- Source data -
+++++
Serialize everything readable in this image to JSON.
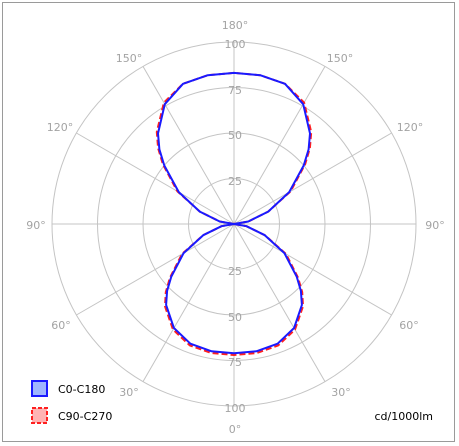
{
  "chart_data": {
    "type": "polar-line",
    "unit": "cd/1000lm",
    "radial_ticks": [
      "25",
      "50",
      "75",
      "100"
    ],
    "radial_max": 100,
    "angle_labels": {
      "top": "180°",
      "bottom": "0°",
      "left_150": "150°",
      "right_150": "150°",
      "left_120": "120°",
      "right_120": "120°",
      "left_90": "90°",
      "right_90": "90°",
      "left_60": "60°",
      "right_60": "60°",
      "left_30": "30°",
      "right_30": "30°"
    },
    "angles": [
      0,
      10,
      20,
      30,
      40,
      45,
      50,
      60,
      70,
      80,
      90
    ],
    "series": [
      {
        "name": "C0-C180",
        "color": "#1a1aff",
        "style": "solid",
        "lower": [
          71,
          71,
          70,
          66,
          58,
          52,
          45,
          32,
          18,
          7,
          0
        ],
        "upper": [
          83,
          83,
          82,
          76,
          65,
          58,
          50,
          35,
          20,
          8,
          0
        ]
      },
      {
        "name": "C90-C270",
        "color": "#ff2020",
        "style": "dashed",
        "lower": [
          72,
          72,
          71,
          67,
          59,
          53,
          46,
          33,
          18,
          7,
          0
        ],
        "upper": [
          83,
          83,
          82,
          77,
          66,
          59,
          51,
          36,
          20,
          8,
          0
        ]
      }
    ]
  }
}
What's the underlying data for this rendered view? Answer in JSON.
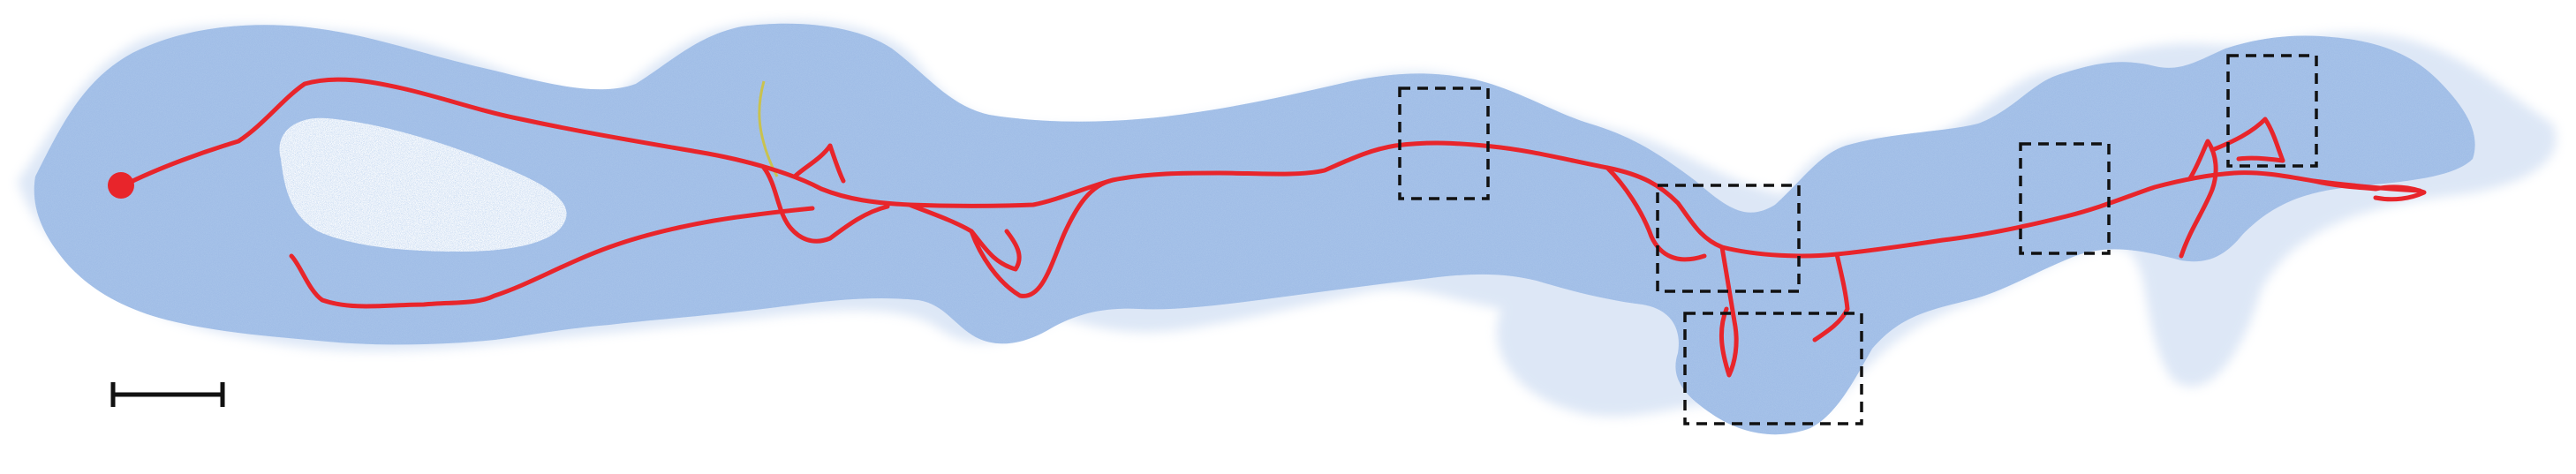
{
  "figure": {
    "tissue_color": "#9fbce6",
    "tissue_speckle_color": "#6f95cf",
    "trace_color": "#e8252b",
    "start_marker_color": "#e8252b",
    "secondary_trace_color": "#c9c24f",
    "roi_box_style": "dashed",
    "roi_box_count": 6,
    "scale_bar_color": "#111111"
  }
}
+++++
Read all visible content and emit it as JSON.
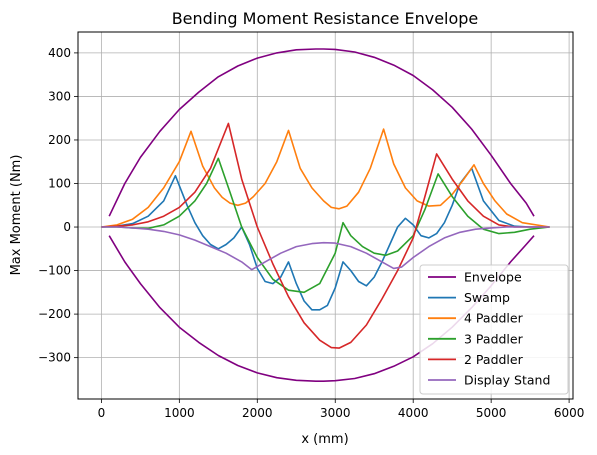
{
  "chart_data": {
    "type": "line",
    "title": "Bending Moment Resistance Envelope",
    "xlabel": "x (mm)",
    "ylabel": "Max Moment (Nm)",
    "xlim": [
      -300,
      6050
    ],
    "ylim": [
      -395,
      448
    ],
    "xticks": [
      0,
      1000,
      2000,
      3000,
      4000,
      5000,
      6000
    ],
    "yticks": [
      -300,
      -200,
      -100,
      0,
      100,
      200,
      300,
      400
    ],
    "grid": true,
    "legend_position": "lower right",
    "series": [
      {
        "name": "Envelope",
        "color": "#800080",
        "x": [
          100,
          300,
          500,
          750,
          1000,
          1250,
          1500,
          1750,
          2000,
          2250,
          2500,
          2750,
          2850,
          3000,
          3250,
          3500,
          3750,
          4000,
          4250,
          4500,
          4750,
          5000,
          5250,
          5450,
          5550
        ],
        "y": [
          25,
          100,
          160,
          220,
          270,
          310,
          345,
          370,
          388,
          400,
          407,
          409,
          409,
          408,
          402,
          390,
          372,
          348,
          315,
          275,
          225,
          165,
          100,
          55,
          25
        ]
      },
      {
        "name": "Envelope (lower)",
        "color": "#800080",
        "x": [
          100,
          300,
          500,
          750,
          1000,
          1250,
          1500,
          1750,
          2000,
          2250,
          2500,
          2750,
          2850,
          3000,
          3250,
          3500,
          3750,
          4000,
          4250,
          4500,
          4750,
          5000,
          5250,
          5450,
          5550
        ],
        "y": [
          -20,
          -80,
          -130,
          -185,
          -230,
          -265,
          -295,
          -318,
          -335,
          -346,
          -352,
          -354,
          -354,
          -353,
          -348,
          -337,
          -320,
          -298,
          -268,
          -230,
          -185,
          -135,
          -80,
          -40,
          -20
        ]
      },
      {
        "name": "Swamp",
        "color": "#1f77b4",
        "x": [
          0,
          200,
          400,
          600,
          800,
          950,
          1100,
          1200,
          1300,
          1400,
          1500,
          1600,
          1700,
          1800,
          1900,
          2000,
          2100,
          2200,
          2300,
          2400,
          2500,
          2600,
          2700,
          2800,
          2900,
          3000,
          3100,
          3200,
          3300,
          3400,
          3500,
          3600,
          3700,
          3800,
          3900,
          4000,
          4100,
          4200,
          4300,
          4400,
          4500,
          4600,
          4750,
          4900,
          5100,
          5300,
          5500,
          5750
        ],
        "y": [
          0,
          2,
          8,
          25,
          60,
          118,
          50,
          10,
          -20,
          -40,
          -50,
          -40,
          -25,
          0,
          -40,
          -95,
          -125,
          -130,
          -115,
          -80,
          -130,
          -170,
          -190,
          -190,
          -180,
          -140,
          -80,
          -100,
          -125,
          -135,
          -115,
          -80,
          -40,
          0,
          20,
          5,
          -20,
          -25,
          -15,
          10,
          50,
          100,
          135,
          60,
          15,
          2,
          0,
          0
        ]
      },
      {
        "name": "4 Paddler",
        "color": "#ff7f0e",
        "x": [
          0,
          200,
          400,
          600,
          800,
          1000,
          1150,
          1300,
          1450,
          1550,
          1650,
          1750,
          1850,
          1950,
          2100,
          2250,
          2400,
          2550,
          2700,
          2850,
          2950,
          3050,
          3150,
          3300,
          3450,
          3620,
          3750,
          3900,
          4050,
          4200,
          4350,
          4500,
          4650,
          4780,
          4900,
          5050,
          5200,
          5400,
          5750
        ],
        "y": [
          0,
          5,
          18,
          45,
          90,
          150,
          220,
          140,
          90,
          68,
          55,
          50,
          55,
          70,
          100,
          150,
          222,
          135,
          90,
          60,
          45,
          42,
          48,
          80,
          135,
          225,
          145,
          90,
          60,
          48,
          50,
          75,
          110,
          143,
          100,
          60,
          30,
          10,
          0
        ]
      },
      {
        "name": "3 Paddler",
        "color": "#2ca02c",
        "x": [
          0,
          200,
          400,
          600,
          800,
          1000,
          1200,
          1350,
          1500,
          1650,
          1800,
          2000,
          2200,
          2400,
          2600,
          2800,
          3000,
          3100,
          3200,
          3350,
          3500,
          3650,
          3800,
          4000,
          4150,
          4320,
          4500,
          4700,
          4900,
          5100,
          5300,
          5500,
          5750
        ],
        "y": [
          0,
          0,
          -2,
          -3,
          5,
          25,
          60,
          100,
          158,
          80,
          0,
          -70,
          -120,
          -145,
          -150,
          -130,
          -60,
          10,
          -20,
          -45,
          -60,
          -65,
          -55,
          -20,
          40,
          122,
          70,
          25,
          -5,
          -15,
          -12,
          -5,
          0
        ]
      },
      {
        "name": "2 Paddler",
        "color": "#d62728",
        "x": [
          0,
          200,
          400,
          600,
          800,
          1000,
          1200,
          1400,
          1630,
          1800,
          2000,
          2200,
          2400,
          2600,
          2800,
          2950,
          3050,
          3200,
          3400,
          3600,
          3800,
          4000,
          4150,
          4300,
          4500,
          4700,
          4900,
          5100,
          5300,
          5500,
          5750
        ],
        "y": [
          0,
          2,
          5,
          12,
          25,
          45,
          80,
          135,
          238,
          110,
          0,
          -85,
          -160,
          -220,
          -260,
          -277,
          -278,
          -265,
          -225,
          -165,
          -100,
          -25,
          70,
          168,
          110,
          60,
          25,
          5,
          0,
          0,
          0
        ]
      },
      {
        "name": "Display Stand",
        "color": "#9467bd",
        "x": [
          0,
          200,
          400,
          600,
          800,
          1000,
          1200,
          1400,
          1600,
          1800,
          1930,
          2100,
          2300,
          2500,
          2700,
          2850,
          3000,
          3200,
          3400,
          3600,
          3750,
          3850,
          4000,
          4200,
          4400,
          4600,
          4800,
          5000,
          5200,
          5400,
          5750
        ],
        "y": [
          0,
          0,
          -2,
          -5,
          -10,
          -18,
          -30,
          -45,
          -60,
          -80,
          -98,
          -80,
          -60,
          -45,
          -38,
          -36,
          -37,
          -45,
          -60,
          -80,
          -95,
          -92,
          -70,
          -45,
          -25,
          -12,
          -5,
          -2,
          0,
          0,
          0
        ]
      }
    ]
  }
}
+++++
Of all the lines above, how many contain "JSON"? Give the number and nothing more.

3